▶ ESTRATTO
Se cioè l’art. 20 costituisca una norma “speciale” in forza della quale sia possibile pervenire in modo autonomo (e senza le accennate garanzie di tipo sostanziale e procedimentale) allo stesso risultato interpretativo che, a seguito della riforma, verrebbe ordinariamente attuato con la disciplina antielusiva dell’art.10 bis.
Una tale conclusione condurrebbe al dato paradossale per cui l’imposta di registro (e di conseguenza le relative imposte ipotecaria e catastale ove dovute) sarebbe l’unico tributo dell’intero sistema tributario al quale la riforma dell’abuso del diritto non troverebbe applicazione.
Va precisato tuttavia fin d’ora che in ragione dei principi di diritto intertemporale che regolano la successione delle norme e della disposizione transitoria dell’art. 1, co. 5, d.lgs. n. 128/2015, introduttivo del 10 bis, la nuova disciplina ha efficacia dal 1.10.2015 e si applica anche alle operazioni poste in essere in data anteriore, se alla stessa non sia già stato notificato un relativo atto impositivo12.
Pertanto a rigore si deve riscontrare che, correttamente, la Cassazione nelle citate pronunce emesse dopo l’entrata in vigore dell’art. 10 bis ha ritenuto di non dover decidere in base ad esso le questioni pendenti. Tuttavia, per completezza occorre segnalare che, così come in alcune pronunce i Supremi giudici argomentano l’immanenza delle nuove regole in quanto comunque di derivazione dal precetto costituzionale dell’art. 53 cost. e da principi giurisprudenziali già precedentemente consolidati, ritendo così di poterne fare immediata applicazione nelle loro decisioni13, allo stesso modo nelle segnalate pronunce relative al tributo di registro la Cassazione precisa, già ora, le ragioni per confutare l’assorbimento di qualsiasi potere di “riqualificazione” dell’amministrazione finanziaria unicamente nell’art. 10 bis, insistendo nell’interpretazione sopra ricordata che trae forza dal solo art. 2014.

▶ COMPITO ASSEGNATO A
Elenca tutte le imposte nominate nell'estratto sull'imposta di registro e l'abuso del diritto.
▶ COMPITO ASSEGNATO B
Per favore, prosegui l'estratto sull'imposta di registro e l'abuso del diritto, cominciando subito dopo la sua ultima frase.

▶ DATI ESTRATTI
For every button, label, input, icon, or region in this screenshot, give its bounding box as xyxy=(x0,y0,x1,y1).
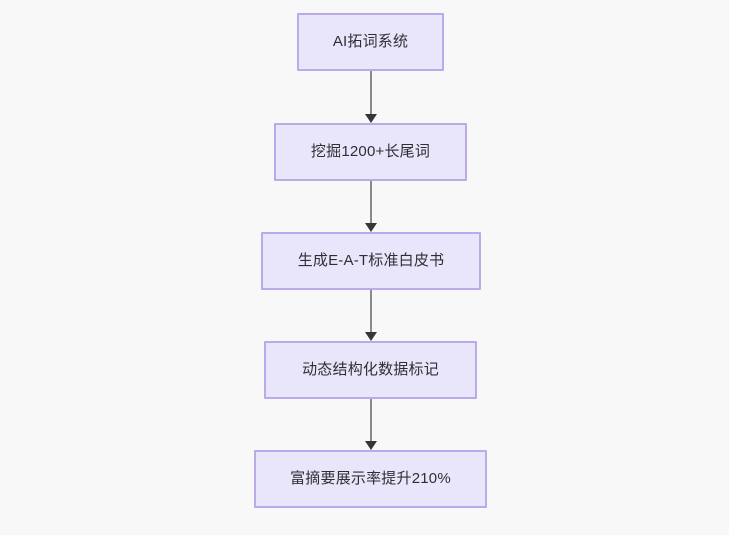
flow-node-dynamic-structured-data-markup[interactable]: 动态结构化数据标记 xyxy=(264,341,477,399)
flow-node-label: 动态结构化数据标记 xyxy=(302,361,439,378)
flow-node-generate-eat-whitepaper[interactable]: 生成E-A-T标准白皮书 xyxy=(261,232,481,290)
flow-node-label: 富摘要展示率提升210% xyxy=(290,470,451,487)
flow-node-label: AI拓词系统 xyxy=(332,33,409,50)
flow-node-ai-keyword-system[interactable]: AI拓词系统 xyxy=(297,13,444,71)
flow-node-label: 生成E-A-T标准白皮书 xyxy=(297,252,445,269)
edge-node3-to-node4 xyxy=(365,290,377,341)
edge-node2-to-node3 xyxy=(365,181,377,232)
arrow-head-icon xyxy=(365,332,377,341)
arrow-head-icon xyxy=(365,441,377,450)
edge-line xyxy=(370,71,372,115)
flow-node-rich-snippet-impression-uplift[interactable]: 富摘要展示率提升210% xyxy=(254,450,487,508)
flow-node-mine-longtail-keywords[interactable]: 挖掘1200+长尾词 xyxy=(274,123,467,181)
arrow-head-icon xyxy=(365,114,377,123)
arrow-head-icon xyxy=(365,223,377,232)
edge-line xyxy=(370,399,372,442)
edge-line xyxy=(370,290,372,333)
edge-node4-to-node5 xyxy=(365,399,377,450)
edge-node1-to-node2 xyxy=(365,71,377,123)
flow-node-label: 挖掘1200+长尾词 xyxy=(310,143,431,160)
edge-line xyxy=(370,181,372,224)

...

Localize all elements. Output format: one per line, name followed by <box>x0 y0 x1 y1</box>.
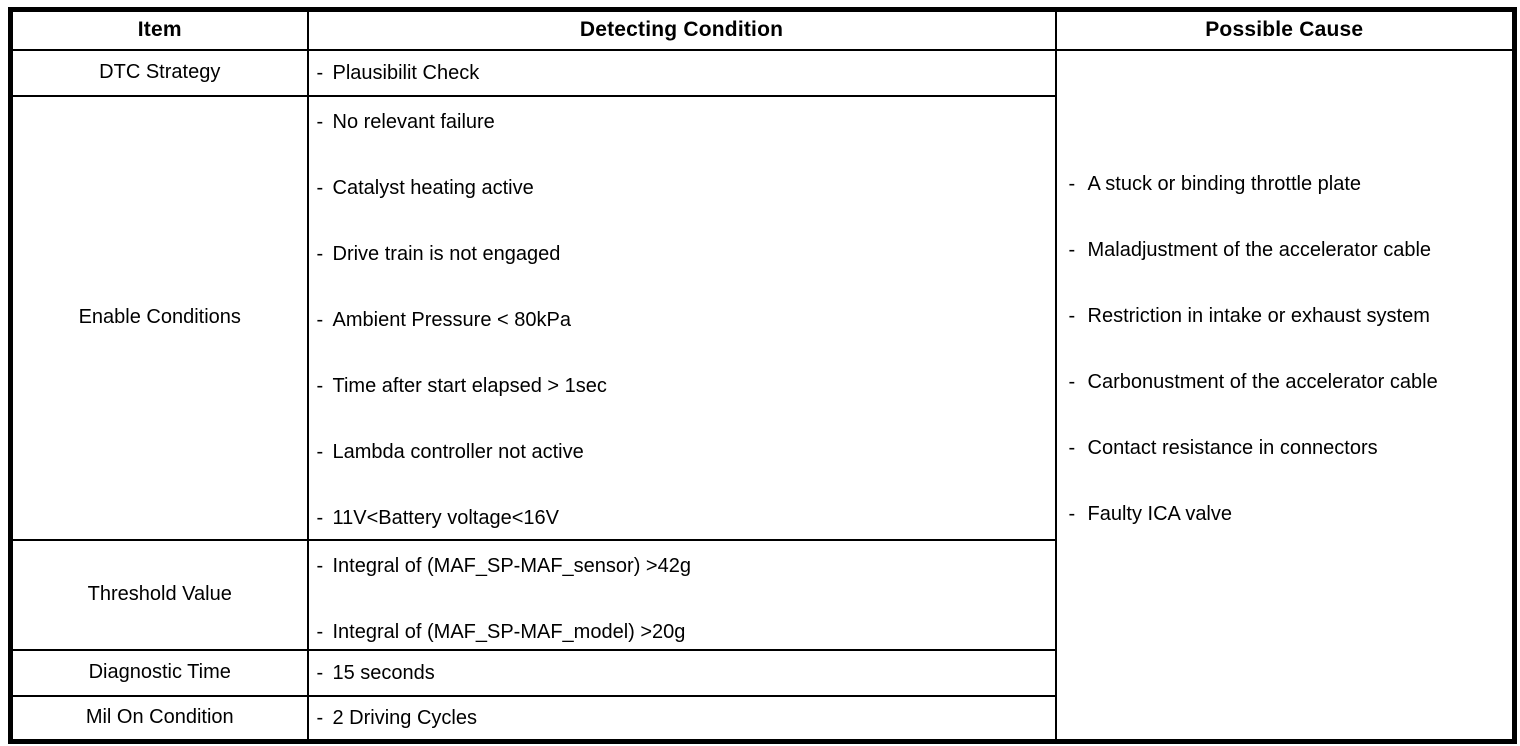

▶ RISPOSTA AL COMPITO A
- Imposta di registro
- Imposta ipotecaria
- Imposta catastale

▶ RISPOSTA AL COMPITO B
La valenza generale e unificante per tutti i tributi della riforma della disciplina dell’abuso/elusione, dettata innanzitutto dall’obiettivo manifesto della certezza del diritto, indirettamente confermata dalla scelta sistematica di inserire la disciplina nell’ambito dello Statuto, sembrerebbe ragionevolmente condurre all’applicazione della medesima disciplina anche all’imposta di registro (sia avuto riguardo agli atti d’impresa, che gli atti posti in essere al di fuori da tale contesto).
In effetti, il riferimento ai “tributi” nell’accezione più ampia e generalizzata, non esplicitato nella
l. delega, è stato ritenuto funzionale alla corretta attuazione della delega stessa per la «revisione delle vigenti disposizioni antielusive al fine di unificarle al principio generale del divieto dell’abuso del diritto».
Ed infatti proprio dalla delega discendeva che all’esito della revisione di “tutte” le disposizioni antielusive in vigore dovesse scaturire un’unica disciplina volta a regolare al contempo le fattispecie che, nel previgente sistema, erano ascrivibili al principio generale di divieto dell’abuso del diritto (di matrice giurisprudenziale) e le fattispecie, che nel previgente sistema, erano ascrivibili alle disposizioni antielusive di carattere generale.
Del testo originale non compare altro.